## What is needed
Locate every line below that contains the word "그리스도의" and copy it.

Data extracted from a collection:
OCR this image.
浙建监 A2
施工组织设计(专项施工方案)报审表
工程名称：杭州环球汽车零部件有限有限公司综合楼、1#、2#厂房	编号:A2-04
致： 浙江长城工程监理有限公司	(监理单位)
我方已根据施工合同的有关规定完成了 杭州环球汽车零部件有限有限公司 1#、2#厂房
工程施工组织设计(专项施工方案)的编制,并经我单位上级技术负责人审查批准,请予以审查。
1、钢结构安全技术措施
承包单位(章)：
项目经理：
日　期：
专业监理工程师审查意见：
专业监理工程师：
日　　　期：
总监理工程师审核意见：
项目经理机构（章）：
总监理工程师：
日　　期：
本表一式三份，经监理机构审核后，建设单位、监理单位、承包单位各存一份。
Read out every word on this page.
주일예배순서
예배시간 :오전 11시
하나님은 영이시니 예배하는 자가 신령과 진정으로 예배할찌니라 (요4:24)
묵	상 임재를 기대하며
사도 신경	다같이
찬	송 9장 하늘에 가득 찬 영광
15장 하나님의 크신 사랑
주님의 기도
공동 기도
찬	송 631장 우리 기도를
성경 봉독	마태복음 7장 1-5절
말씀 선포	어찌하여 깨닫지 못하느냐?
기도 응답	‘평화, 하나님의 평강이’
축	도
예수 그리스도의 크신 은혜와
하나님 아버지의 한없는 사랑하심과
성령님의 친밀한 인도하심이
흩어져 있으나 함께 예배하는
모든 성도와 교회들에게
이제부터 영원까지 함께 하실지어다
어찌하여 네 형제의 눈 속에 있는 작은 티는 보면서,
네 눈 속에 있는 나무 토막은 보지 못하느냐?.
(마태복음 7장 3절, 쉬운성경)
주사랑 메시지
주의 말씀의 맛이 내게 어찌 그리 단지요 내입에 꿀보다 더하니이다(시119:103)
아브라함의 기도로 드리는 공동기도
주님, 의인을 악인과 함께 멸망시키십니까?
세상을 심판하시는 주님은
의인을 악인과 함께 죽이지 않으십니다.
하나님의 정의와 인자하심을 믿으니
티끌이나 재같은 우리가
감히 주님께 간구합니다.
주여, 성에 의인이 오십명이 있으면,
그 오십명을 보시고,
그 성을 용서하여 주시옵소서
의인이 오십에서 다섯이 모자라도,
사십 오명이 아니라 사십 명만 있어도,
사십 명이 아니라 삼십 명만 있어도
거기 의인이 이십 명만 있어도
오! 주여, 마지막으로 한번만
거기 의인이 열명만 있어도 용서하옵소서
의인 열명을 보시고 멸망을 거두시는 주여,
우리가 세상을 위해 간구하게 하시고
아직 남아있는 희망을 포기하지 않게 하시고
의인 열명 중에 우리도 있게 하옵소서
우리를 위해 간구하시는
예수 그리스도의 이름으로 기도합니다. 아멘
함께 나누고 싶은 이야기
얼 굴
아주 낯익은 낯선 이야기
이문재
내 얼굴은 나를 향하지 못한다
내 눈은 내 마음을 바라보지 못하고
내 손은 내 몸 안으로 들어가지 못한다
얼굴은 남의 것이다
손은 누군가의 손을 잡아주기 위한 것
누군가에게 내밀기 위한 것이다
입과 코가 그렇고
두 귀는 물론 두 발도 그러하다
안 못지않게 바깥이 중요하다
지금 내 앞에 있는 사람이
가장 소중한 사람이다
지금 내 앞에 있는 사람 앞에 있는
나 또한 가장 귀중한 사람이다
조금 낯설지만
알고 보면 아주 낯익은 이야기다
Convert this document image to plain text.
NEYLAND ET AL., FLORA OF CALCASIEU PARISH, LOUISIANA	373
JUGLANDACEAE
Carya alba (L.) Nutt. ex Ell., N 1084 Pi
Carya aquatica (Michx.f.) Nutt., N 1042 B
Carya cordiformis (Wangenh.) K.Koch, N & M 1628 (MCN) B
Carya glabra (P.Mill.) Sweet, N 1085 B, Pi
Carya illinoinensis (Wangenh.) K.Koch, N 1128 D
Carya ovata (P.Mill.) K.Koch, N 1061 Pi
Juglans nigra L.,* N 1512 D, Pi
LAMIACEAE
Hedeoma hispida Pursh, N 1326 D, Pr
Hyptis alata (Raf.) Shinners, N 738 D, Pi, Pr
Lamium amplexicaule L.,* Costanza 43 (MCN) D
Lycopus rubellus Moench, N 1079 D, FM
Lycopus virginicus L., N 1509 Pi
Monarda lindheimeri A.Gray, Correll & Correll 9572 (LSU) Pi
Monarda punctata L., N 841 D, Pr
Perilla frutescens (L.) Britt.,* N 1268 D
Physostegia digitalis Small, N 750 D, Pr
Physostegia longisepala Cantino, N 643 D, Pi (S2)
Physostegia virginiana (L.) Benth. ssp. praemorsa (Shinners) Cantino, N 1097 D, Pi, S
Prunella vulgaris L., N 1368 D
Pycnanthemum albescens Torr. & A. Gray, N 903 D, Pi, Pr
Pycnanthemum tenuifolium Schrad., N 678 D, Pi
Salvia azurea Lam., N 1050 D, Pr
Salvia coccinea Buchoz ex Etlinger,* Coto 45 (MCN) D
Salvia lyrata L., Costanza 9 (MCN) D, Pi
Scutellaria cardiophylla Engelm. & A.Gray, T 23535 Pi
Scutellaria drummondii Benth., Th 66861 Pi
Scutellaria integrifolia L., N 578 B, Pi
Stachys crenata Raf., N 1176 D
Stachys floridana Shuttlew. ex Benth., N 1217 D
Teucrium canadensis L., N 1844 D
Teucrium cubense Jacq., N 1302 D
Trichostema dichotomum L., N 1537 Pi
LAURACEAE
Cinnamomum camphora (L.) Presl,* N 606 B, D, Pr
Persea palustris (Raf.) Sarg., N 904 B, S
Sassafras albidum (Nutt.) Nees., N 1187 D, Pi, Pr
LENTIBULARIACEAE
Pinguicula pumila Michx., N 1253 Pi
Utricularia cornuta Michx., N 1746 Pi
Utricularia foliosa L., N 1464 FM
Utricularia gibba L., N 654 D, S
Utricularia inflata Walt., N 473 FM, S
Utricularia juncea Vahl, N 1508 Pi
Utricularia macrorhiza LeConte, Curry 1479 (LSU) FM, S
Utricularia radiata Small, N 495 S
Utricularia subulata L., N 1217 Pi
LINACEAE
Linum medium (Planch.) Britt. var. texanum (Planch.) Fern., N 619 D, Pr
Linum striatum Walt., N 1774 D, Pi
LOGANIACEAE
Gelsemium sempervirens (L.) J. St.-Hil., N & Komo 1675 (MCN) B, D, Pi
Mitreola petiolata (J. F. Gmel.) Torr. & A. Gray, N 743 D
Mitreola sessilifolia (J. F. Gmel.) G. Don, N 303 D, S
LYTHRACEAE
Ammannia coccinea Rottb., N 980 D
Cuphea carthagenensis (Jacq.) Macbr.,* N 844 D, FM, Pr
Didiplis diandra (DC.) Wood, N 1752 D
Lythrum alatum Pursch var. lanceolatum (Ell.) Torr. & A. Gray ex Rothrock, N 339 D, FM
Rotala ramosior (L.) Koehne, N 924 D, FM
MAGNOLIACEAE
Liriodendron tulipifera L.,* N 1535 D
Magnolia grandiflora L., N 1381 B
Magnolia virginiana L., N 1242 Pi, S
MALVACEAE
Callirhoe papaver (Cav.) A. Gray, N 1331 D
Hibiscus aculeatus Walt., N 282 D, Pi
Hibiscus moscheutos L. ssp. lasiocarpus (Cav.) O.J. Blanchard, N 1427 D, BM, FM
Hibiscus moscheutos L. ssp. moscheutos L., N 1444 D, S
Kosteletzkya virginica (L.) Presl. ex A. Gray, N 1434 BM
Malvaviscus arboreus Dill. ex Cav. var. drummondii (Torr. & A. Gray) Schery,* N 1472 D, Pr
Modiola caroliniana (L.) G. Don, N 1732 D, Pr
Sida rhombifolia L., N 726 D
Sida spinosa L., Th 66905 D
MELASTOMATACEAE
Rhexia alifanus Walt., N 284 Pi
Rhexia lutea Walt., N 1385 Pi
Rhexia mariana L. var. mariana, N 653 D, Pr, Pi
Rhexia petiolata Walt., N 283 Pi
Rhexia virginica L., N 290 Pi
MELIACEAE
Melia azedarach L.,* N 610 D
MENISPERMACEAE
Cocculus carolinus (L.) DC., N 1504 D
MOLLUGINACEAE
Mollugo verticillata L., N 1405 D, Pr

## The output
예수 그리스도의 크신 은혜와
예수 그리스도의 이름으로 기도합니다. 아멘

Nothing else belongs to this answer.